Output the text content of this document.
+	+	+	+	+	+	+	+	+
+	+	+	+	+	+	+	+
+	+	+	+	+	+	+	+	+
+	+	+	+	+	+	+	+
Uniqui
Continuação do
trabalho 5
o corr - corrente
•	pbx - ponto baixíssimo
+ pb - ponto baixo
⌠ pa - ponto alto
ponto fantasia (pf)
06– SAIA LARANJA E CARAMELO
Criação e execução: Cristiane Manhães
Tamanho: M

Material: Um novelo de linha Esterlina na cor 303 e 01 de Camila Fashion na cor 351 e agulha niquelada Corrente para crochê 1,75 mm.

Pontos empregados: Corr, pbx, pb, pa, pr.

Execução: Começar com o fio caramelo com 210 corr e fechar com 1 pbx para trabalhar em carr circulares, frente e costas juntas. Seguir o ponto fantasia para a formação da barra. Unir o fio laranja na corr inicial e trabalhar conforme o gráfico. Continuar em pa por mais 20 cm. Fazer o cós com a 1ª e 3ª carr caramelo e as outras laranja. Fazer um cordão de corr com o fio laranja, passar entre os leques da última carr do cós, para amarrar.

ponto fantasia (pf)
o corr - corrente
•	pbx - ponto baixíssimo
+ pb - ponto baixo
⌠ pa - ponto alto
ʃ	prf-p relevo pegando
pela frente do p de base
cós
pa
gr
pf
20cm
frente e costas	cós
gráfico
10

- - -

Report each line in the data that holds the word "gráfico".

Execução: Começar com o fio caramelo com 210 corr e fechar com 1 pbx para trabalhar em carr circulares, frente e costas juntas. Seguir o ponto fantasia para a formação da barra. Unir o fio laranja na corr inicial e trabalhar conforme o gráfico. Continuar em pa por mais 20 cm. Fazer o cós com a 1ª e 3ª carr caramelo e as outras laranja. Fazer um cordão de corr com o fio laranja, passar entre os leques da última carr do cós, para amarrar.
gráfico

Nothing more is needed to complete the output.